Instructions to follow: The exercise asks you to copy every line below in which "Restbetrag" appears.

Data for review:
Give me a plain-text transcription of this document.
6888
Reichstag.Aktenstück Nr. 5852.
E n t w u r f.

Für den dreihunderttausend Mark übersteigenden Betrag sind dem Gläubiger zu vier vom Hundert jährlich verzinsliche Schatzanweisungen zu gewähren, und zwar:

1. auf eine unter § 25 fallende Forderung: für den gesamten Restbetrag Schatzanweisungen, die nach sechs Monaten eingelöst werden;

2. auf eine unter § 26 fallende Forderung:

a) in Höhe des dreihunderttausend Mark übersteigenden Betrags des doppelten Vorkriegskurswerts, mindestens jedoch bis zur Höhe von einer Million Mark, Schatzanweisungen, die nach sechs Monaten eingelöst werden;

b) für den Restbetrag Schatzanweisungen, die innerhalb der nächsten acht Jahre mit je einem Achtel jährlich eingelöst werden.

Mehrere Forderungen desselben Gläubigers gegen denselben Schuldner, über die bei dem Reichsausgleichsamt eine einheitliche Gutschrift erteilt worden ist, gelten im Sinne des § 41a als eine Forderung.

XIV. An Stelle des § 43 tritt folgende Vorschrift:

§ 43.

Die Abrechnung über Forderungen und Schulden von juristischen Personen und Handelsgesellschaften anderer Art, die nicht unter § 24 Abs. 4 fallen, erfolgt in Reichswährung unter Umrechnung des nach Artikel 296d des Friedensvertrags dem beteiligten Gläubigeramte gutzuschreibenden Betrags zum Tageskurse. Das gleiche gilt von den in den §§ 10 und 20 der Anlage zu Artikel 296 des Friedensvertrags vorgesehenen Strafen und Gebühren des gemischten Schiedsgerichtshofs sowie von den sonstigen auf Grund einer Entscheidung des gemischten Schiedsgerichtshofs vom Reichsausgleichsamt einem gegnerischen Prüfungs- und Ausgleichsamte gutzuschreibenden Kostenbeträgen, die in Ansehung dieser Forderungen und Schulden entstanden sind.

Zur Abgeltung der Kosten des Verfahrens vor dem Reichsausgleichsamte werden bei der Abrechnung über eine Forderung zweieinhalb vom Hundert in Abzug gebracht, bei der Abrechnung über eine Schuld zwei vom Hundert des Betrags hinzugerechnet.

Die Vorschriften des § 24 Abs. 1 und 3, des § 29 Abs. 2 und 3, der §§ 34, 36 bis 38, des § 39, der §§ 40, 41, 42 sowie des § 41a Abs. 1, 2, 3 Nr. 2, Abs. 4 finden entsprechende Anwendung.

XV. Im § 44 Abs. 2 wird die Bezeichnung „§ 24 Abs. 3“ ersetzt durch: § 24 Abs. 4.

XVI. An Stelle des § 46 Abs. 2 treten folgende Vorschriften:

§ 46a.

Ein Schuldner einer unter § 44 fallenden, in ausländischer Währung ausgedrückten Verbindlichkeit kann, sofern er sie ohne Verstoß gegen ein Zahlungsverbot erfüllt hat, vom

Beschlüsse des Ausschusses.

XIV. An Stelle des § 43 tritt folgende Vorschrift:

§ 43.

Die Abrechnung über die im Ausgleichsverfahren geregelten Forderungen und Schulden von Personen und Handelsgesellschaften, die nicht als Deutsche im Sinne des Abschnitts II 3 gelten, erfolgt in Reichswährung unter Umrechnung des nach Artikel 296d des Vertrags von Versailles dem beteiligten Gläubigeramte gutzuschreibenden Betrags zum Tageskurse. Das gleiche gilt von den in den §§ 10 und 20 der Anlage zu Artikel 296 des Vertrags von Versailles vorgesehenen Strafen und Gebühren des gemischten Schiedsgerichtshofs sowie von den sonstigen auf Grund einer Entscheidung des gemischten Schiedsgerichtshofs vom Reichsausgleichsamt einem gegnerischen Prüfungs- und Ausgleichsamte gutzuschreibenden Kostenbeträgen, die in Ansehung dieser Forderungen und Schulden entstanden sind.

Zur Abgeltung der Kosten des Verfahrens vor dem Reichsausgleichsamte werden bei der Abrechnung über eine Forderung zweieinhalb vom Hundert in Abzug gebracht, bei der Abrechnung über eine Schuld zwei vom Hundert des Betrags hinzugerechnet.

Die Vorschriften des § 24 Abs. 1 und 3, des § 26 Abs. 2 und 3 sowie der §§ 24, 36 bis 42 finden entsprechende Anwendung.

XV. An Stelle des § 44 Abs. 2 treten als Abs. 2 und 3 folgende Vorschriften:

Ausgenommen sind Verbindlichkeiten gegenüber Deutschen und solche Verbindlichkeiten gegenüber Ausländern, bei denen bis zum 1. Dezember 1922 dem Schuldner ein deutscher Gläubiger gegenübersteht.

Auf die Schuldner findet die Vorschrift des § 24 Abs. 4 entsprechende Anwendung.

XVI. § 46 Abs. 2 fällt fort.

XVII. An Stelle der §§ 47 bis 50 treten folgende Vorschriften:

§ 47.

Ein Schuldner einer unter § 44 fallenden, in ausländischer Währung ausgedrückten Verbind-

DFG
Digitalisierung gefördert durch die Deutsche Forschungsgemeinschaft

Your solution:
1. auf eine unter § 25 fallende Forderung: für den gesamten Restbetrag Schatzanweisungen, die nach sechs Monaten eingelöst werden;
b) für den Restbetrag Schatzanweisungen, die innerhalb der nächsten acht Jahre mit je einem Achtel jährlich eingelöst werden.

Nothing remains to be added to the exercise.